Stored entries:

* * * * * * *

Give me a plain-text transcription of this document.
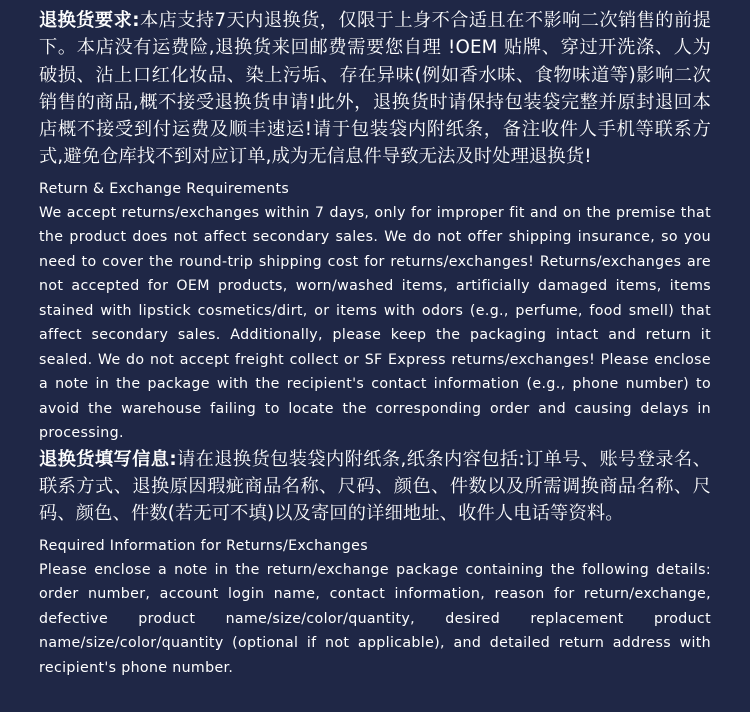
退换货要求:本店支持7天内退换货，仅限于上身不合适且在不影响二次销售的前提下。本店没有运费险,退换货来回邮费需要您自理 !OEM 贴牌、穿过开洗涤、人为破损、沾上口红化妆品、染上污垢、存在异味(例如香水味、食物味道等)影响二次销售的商品,概不接受退换货申请!此外，退换货时请保持包装袋完整并原封退回本店概不接受到付运费及顺丰速运!请于包装袋内附纸条，备注收件人手机等联系方式,避免仓库找不到对应订单,成为无信息件导致无法及时处理退换货!

Return & Exchange Requirements

We accept returns/exchanges within 7 days, only for improper fit and on the premise that the product does not affect secondary sales. We do not offer shipping insurance, so you need to cover the round-trip shipping cost for returns/exchanges! Returns/exchanges are not accepted for OEM products, worn/washed items, artificially damaged items, items stained with lipstick cosmetics/dirt, or items with odors (e.g., perfume, food smell) that affect secondary sales. Additionally, please keep the packaging intact and return it sealed. We do not accept freight collect or SF Express returns/exchanges! Please enclose a note in the package with the recipient's contact information (e.g., phone number) to avoid the warehouse failing to locate the corresponding order and causing delays in processing.

退换货填写信息:请在退换货包装袋内附纸条,纸条内容包括:订单号、账号登录名、联系方式、退换原因瑕疵商品名称、尺码、颜色、件数以及所需调换商品名称、尺码、颜色、件数(若无可不填)以及寄回的详细地址、收件人电话等资料。

Required Information for Returns/Exchanges

Please enclose a note in the return/exchange package containing the following details: order number, account login name, contact information, reason for return/exchange, defective product name/size/color/quantity, desired replacement product name/size/color/quantity (optional if not applicable), and detailed return address with recipient's phone number.
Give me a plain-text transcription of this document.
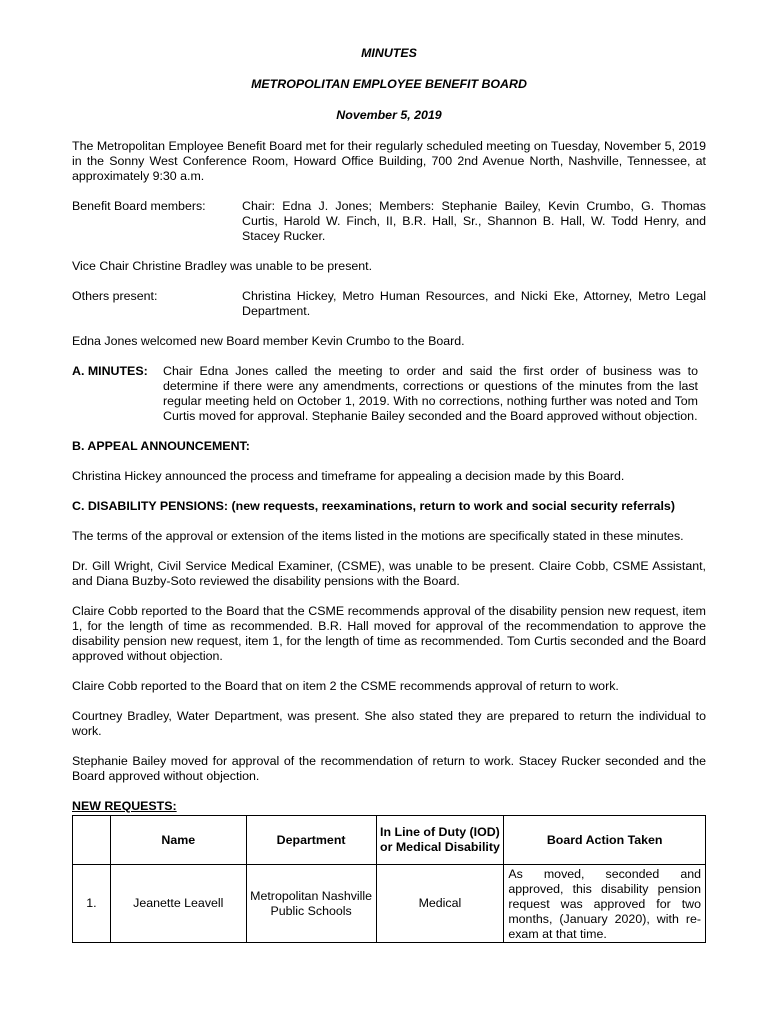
MINUTES
METROPOLITAN EMPLOYEE BENEFIT BOARD
November 5, 2019

The Metropolitan Employee Benefit Board met for their regularly scheduled meeting on Tuesday, November 5, 2019 in the Sonny West Conference Room, Howard Office Building, 700 2nd Avenue North, Nashville, Tennessee, at approximately 9:30 a.m.

Benefit Board members:	Chair: Edna J. Jones; Members: Stephanie Bailey, Kevin Crumbo, G. Thomas Curtis, Harold W. Finch, II, B.R. Hall, Sr., Shannon B. Hall, W. Todd Henry, and Stacey Rucker.

Vice Chair Christine Bradley was unable to be present.

Others present:	Christina Hickey, Metro Human Resources, and Nicki Eke, Attorney, Metro Legal Department.

Edna Jones welcomed new Board member Kevin Crumbo to the Board.

A. MINUTES:	Chair Edna Jones called the meeting to order and said the first order of business was to determine if there were any amendments, corrections or questions of the minutes from the last regular meeting held on October 1, 2019. With no corrections, nothing further was noted and Tom Curtis moved for approval. Stephanie Bailey seconded and the Board approved without objection.
B. APPEAL ANNOUNCEMENT:

Christina Hickey announced the process and timeframe for appealing a decision made by this Board.

C. DISABILITY PENSIONS: (new requests, reexaminations, return to work and social security referrals)

The terms of the approval or extension of the items listed in the motions are specifically stated in these minutes.

Dr. Gill Wright, Civil Service Medical Examiner, (CSME), was unable to be present. Claire Cobb, CSME Assistant, and Diana Buzby-Soto reviewed the disability pensions with the Board.

Claire Cobb reported to the Board that the CSME recommends approval of the disability pension new request, item 1, for the length of time as recommended. B.R. Hall moved for approval of the recommendation to approve the disability pension new request, item 1, for the length of time as recommended. Tom Curtis seconded and the Board approved without objection.

Claire Cobb reported to the Board that on item 2 the CSME recommends approval of return to work.

Courtney Bradley, Water Department, was present. She also stated they are prepared to return the individual to work.

Stephanie Bailey moved for approval of the recommendation of return to work. Stacey Rucker seconded and the Board approved without objection.

NEW REQUESTS:
	Name	Department	In Line of Duty (IOD) or Medical Disability	Board Action Taken
1.	Jeanette Leavell	Metropolitan Nashville Public Schools	Medical	As moved, seconded and approved, this disability pension request was approved for two months, (January 2020), with re-exam at that time.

* * * * * * *

GOAL:
Select, from the listing, all lines that include the word "Nashville".

ANSWER TO THIS TASK:
The Metropolitan Employee Benefit Board met for their regularly scheduled meeting on Tuesday, November 5, 2019 in the Sonny West Conference Room, Howard Office Building, 700 2nd Avenue North, Nashville, Tennessee, at approximately 9:30 a.m.
1.	Jeanette Leavell	Metropolitan Nashville Public Schools	Medical	As moved, seconded and approved, this disability pension request was approved for two months, (January 2020), with re-exam at that time.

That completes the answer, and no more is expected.